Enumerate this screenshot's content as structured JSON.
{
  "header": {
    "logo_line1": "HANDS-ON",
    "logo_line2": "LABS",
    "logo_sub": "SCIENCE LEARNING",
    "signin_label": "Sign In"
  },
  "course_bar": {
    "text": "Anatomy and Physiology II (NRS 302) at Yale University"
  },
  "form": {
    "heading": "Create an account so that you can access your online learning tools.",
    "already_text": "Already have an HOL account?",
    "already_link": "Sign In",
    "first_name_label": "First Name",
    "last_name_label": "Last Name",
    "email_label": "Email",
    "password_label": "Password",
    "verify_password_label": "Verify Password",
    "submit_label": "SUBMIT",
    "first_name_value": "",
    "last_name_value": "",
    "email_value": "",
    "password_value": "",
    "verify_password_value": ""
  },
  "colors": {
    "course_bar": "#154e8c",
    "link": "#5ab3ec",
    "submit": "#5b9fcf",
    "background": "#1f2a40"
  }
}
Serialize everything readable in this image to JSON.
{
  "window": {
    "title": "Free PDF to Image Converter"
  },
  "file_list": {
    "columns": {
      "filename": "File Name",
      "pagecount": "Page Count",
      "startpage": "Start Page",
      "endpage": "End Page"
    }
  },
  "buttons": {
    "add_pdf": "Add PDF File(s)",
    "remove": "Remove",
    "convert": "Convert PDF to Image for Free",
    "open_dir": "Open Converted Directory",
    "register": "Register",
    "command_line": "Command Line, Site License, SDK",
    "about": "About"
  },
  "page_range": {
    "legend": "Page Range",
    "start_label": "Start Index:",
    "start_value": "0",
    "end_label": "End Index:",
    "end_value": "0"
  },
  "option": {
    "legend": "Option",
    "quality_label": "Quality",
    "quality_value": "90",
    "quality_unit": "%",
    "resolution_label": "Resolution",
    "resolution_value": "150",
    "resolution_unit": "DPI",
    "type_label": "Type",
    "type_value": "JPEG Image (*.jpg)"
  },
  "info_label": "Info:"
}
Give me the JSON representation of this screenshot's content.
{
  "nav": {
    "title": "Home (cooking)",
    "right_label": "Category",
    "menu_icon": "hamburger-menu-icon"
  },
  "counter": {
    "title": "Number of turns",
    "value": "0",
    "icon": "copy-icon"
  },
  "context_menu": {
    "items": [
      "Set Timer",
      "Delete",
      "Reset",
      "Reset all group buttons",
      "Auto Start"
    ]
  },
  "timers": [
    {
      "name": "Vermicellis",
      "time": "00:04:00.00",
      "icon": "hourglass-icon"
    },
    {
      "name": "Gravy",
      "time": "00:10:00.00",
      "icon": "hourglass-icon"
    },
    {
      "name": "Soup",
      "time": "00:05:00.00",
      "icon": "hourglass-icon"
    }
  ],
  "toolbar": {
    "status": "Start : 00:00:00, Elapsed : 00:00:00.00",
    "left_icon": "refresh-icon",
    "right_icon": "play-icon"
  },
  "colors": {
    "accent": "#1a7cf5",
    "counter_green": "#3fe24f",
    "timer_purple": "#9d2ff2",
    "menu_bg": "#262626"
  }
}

* * * * * * *

▶ _Problem statement_: Copy all the records above exactly, missing none.

▶ _The answer_:
Enumerate this screenshot's content as structured JSON.
{
  "header": {
    "logo_line1": "HANDS-ON",
    "logo_line2": "LABS",
    "logo_sub": "SCIENCE LEARNING",
    "signin_label": "Sign In"
  },
  "course_bar": {
    "text": "Anatomy and Physiology II (NRS 302) at Yale University"
  },
  "form": {
    "heading": "Create an account so that you can access your online learning tools.",
    "already_text": "Already have an HOL account?",
    "already_link": "Sign In",
    "first_name_label": "First Name",
    "last_name_label": "Last Name",
    "email_label": "Email",
    "password_label": "Password",
    "verify_password_label": "Verify Password",
    "submit_label": "SUBMIT",
    "first_name_value": "",
    "last_name_value": "",
    "email_value": "",
    "password_value": "",
    "verify_password_value": ""
  },
  "colors": {
    "course_bar": "#154e8c",
    "link": "#5ab3ec",
    "submit": "#5b9fcf",
    "background": "#1f2a40"
  }
}
Serialize everything readable in this image to JSON.
{
  "window": {
    "title": "Free PDF to Image Converter"
  },
  "file_list": {
    "columns": {
      "filename": "File Name",
      "pagecount": "Page Count",
      "startpage": "Start Page",
      "endpage": "End Page"
    }
  },
  "buttons": {
    "add_pdf": "Add PDF File(s)",
    "remove": "Remove",
    "convert": "Convert PDF to Image for Free",
    "open_dir": "Open Converted Directory",
    "register": "Register",
    "command_line": "Command Line, Site License, SDK",
    "about": "About"
  },
  "page_range": {
    "legend": "Page Range",
    "start_label": "Start Index:",
    "start_value": "0",
    "end_label": "End Index:",
    "end_value": "0"
  },
  "option": {
    "legend": "Option",
    "quality_label": "Quality",
    "quality_value": "90",
    "quality_unit": "%",
    "resolution_label": "Resolution",
    "resolution_value": "150",
    "resolution_unit": "DPI",
    "type_label": "Type",
    "type_value": "JPEG Image (*.jpg)"
  },
  "info_label": "Info:"
}
Give me the JSON representation of this screenshot's content.
{
  "nav": {
    "title": "Home (cooking)",
    "right_label": "Category",
    "menu_icon": "hamburger-menu-icon"
  },
  "counter": {
    "title": "Number of turns",
    "value": "0",
    "icon": "copy-icon"
  },
  "context_menu": {
    "items": [
      "Set Timer",
      "Delete",
      "Reset",
      "Reset all group buttons",
      "Auto Start"
    ]
  },
  "timers": [
    {
      "name": "Vermicellis",
      "time": "00:04:00.00",
      "icon": "hourglass-icon"
    },
    {
      "name": "Gravy",
      "time": "00:10:00.00",
      "icon": "hourglass-icon"
    },
    {
      "name": "Soup",
      "time": "00:05:00.00",
      "icon": "hourglass-icon"
    }
  ],
  "toolbar": {
    "status": "Start : 00:00:00, Elapsed : 00:00:00.00",
    "left_icon": "refresh-icon",
    "right_icon": "play-icon"
  },
  "colors": {
    "accent": "#1a7cf5",
    "counter_green": "#3fe24f",
    "timer_purple": "#9d2ff2",
    "menu_bg": "#262626"
  }
}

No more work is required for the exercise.